● Exercise description
All of the entries need to be written out again, exactly as they are.

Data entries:
************

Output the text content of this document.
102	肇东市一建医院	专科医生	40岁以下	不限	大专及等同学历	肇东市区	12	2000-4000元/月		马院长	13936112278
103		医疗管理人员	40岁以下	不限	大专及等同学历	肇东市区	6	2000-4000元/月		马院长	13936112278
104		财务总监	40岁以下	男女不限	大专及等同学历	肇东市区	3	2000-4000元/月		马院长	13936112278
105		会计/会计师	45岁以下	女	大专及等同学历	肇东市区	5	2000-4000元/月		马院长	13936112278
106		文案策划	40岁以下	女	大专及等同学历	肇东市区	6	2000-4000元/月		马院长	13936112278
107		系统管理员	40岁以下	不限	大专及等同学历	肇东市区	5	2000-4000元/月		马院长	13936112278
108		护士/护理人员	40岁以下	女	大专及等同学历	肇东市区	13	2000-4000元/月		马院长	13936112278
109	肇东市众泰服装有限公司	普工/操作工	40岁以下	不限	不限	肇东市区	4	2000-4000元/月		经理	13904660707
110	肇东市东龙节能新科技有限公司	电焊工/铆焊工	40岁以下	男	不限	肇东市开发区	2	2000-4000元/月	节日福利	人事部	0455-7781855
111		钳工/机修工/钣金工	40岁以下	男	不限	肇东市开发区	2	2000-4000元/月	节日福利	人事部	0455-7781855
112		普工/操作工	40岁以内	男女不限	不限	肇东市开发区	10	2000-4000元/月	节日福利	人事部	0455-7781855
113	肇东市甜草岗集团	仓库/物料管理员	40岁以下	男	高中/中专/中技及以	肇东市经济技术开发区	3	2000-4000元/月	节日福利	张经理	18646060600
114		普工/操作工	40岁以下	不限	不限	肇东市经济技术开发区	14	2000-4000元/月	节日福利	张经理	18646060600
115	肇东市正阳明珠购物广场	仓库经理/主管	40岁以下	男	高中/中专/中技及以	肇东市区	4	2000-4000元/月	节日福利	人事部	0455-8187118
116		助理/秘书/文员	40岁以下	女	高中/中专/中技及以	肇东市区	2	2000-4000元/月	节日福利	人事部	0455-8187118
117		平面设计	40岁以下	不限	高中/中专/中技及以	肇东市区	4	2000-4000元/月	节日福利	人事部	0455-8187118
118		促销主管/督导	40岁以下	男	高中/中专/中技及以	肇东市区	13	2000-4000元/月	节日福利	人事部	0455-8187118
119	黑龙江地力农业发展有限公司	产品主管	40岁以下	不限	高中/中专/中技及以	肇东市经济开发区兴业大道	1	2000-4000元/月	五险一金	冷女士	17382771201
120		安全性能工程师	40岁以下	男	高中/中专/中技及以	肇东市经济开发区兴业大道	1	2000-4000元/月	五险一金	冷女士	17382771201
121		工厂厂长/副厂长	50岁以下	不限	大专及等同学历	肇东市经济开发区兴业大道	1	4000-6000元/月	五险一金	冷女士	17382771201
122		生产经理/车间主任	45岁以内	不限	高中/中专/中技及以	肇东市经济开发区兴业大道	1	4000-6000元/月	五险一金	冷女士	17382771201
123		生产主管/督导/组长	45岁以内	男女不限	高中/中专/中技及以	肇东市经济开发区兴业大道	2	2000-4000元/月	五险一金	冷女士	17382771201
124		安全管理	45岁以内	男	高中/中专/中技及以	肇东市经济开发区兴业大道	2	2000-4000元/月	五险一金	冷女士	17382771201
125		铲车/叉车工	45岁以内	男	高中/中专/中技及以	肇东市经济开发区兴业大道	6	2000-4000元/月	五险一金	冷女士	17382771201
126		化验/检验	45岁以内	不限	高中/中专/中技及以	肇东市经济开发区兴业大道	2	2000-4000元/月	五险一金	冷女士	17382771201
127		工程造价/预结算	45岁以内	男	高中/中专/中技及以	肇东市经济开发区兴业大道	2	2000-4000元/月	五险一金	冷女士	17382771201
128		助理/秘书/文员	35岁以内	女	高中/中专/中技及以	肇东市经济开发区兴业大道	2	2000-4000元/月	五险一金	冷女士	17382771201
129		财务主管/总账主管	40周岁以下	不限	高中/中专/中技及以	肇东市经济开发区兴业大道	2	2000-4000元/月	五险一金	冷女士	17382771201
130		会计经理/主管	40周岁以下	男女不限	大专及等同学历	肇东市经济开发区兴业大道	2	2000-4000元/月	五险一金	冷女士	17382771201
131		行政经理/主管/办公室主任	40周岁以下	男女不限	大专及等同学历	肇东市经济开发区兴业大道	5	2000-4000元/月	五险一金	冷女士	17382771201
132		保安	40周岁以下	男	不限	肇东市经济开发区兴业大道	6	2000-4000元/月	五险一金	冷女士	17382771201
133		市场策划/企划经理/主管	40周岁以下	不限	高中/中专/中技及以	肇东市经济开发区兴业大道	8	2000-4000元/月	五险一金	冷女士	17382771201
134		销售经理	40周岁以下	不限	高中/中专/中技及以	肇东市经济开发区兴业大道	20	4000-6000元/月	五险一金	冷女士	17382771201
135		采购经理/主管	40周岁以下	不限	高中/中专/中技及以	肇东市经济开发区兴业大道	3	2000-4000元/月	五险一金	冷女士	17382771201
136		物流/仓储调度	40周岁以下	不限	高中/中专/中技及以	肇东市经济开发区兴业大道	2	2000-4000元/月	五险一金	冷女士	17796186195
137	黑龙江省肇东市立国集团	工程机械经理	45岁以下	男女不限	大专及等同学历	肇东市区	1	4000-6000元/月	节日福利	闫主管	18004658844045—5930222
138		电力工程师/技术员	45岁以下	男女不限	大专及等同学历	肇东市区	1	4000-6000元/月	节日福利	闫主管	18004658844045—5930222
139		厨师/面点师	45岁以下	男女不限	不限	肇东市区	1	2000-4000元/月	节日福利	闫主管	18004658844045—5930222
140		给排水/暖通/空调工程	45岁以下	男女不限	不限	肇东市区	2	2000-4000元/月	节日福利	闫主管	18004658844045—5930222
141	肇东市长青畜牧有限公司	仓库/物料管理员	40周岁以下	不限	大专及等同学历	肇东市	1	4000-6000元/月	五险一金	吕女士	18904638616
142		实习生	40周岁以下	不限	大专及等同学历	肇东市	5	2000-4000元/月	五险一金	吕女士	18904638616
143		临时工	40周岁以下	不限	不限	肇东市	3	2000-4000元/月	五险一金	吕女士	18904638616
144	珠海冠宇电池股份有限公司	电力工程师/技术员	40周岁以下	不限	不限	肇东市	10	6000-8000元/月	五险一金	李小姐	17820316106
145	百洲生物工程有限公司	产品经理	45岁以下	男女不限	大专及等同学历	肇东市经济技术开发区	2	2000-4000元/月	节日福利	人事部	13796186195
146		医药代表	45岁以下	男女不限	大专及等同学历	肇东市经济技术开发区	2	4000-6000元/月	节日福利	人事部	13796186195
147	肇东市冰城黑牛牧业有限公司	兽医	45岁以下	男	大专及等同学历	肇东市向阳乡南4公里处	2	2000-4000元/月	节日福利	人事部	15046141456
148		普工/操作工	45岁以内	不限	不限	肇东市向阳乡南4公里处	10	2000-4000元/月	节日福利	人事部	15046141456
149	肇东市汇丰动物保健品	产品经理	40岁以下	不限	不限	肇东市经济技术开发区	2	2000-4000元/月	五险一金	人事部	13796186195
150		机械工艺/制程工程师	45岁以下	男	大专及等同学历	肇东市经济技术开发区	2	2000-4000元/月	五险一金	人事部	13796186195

************

● Reply to the task
Output the text content of this document.
102	肇东市一建医院	专科医生	40岁以下	不限	大专及等同学历	肇东市区	12	2000-4000元/月		马院长	13936112278
103		医疗管理人员	40岁以下	不限	大专及等同学历	肇东市区	6	2000-4000元/月		马院长	13936112278
104		财务总监	40岁以下	男女不限	大专及等同学历	肇东市区	3	2000-4000元/月		马院长	13936112278
105		会计/会计师	45岁以下	女	大专及等同学历	肇东市区	5	2000-4000元/月		马院长	13936112278
106		文案策划	40岁以下	女	大专及等同学历	肇东市区	6	2000-4000元/月		马院长	13936112278
107		系统管理员	40岁以下	不限	大专及等同学历	肇东市区	5	2000-4000元/月		马院长	13936112278
108		护士/护理人员	40岁以下	女	大专及等同学历	肇东市区	13	2000-4000元/月		马院长	13936112278
109	肇东市众泰服装有限公司	普工/操作工	40岁以下	不限	不限	肇东市区	4	2000-4000元/月		经理	13904660707
110	肇东市东龙节能新科技有限公司	电焊工/铆焊工	40岁以下	男	不限	肇东市开发区	2	2000-4000元/月	节日福利	人事部	0455-7781855
111		钳工/机修工/钣金工	40岁以下	男	不限	肇东市开发区	2	2000-4000元/月	节日福利	人事部	0455-7781855
112		普工/操作工	40岁以内	男女不限	不限	肇东市开发区	10	2000-4000元/月	节日福利	人事部	0455-7781855
113	肇东市甜草岗集团	仓库/物料管理员	40岁以下	男	高中/中专/中技及以	肇东市经济技术开发区	3	2000-4000元/月	节日福利	张经理	18646060600
114		普工/操作工	40岁以下	不限	不限	肇东市经济技术开发区	14	2000-4000元/月	节日福利	张经理	18646060600
115	肇东市正阳明珠购物广场	仓库经理/主管	40岁以下	男	高中/中专/中技及以	肇东市区	4	2000-4000元/月	节日福利	人事部	0455-8187118
116		助理/秘书/文员	40岁以下	女	高中/中专/中技及以	肇东市区	2	2000-4000元/月	节日福利	人事部	0455-8187118
117		平面设计	40岁以下	不限	高中/中专/中技及以	肇东市区	4	2000-4000元/月	节日福利	人事部	0455-8187118
118		促销主管/督导	40岁以下	男	高中/中专/中技及以	肇东市区	13	2000-4000元/月	节日福利	人事部	0455-8187118
119	黑龙江地力农业发展有限公司	产品主管	40岁以下	不限	高中/中专/中技及以	肇东市经济开发区兴业大道	1	2000-4000元/月	五险一金	冷女士	17382771201
120		安全性能工程师	40岁以下	男	高中/中专/中技及以	肇东市经济开发区兴业大道	1	2000-4000元/月	五险一金	冷女士	17382771201
121		工厂厂长/副厂长	50岁以下	不限	大专及等同学历	肇东市经济开发区兴业大道	1	4000-6000元/月	五险一金	冷女士	17382771201
122		生产经理/车间主任	45岁以内	不限	高中/中专/中技及以	肇东市经济开发区兴业大道	1	4000-6000元/月	五险一金	冷女士	17382771201
123		生产主管/督导/组长	45岁以内	男女不限	高中/中专/中技及以	肇东市经济开发区兴业大道	2	2000-4000元/月	五险一金	冷女士	17382771201
124		安全管理	45岁以内	男	高中/中专/中技及以	肇东市经济开发区兴业大道	2	2000-4000元/月	五险一金	冷女士	17382771201
125		铲车/叉车工	45岁以内	男	高中/中专/中技及以	肇东市经济开发区兴业大道	6	2000-4000元/月	五险一金	冷女士	17382771201
126		化验/检验	45岁以内	不限	高中/中专/中技及以	肇东市经济开发区兴业大道	2	2000-4000元/月	五险一金	冷女士	17382771201
127		工程造价/预结算	45岁以内	男	高中/中专/中技及以	肇东市经济开发区兴业大道	2	2000-4000元/月	五险一金	冷女士	17382771201
128		助理/秘书/文员	35岁以内	女	高中/中专/中技及以	肇东市经济开发区兴业大道	2	2000-4000元/月	五险一金	冷女士	17382771201
129		财务主管/总账主管	40周岁以下	不限	高中/中专/中技及以	肇东市经济开发区兴业大道	2	2000-4000元/月	五险一金	冷女士	17382771201
130		会计经理/主管	40周岁以下	男女不限	大专及等同学历	肇东市经济开发区兴业大道	2	2000-4000元/月	五险一金	冷女士	17382771201
131		行政经理/主管/办公室主任	40周岁以下	男女不限	大专及等同学历	肇东市经济开发区兴业大道	5	2000-4000元/月	五险一金	冷女士	17382771201
132		保安	40周岁以下	男	不限	肇东市经济开发区兴业大道	6	2000-4000元/月	五险一金	冷女士	17382771201
133		市场策划/企划经理/主管	40周岁以下	不限	高中/中专/中技及以	肇东市经济开发区兴业大道	8	2000-4000元/月	五险一金	冷女士	17382771201
134		销售经理	40周岁以下	不限	高中/中专/中技及以	肇东市经济开发区兴业大道	20	4000-6000元/月	五险一金	冷女士	17382771201
135		采购经理/主管	40周岁以下	不限	高中/中专/中技及以	肇东市经济开发区兴业大道	3	2000-4000元/月	五险一金	冷女士	17382771201
136		物流/仓储调度	40周岁以下	不限	高中/中专/中技及以	肇东市经济开发区兴业大道	2	2000-4000元/月	五险一金	冷女士	17796186195
137	黑龙江省肇东市立国集团	工程机械经理	45岁以下	男女不限	大专及等同学历	肇东市区	1	4000-6000元/月	节日福利	闫主管	18004658844045—5930222
138		电力工程师/技术员	45岁以下	男女不限	大专及等同学历	肇东市区	1	4000-6000元/月	节日福利	闫主管	18004658844045—5930222
139		厨师/面点师	45岁以下	男女不限	不限	肇东市区	1	2000-4000元/月	节日福利	闫主管	18004658844045—5930222
140		给排水/暖通/空调工程	45岁以下	男女不限	不限	肇东市区	2	2000-4000元/月	节日福利	闫主管	18004658844045—5930222
141	肇东市长青畜牧有限公司	仓库/物料管理员	40周岁以下	不限	大专及等同学历	肇东市	1	4000-6000元/月	五险一金	吕女士	18904638616
142		实习生	40周岁以下	不限	大专及等同学历	肇东市	5	2000-4000元/月	五险一金	吕女士	18904638616
143		临时工	40周岁以下	不限	不限	肇东市	3	2000-4000元/月	五险一金	吕女士	18904638616
144	珠海冠宇电池股份有限公司	电力工程师/技术员	40周岁以下	不限	不限	肇东市	10	6000-8000元/月	五险一金	李小姐	17820316106
145	百洲生物工程有限公司	产品经理	45岁以下	男女不限	大专及等同学历	肇东市经济技术开发区	2	2000-4000元/月	节日福利	人事部	13796186195
146		医药代表	45岁以下	男女不限	大专及等同学历	肇东市经济技术开发区	2	4000-6000元/月	节日福利	人事部	13796186195
147	肇东市冰城黑牛牧业有限公司	兽医	45岁以下	男	大专及等同学历	肇东市向阳乡南4公里处	2	2000-4000元/月	节日福利	人事部	15046141456
148		普工/操作工	45岁以内	不限	不限	肇东市向阳乡南4公里处	10	2000-4000元/月	节日福利	人事部	15046141456
149	肇东市汇丰动物保健品	产品经理	40岁以下	不限	不限	肇东市经济技术开发区	2	2000-4000元/月	五险一金	人事部	13796186195
150		机械工艺/制程工程师	45岁以下	男	大专及等同学历	肇东市经济技术开发区	2	2000-4000元/月	五险一金	人事部	13796186195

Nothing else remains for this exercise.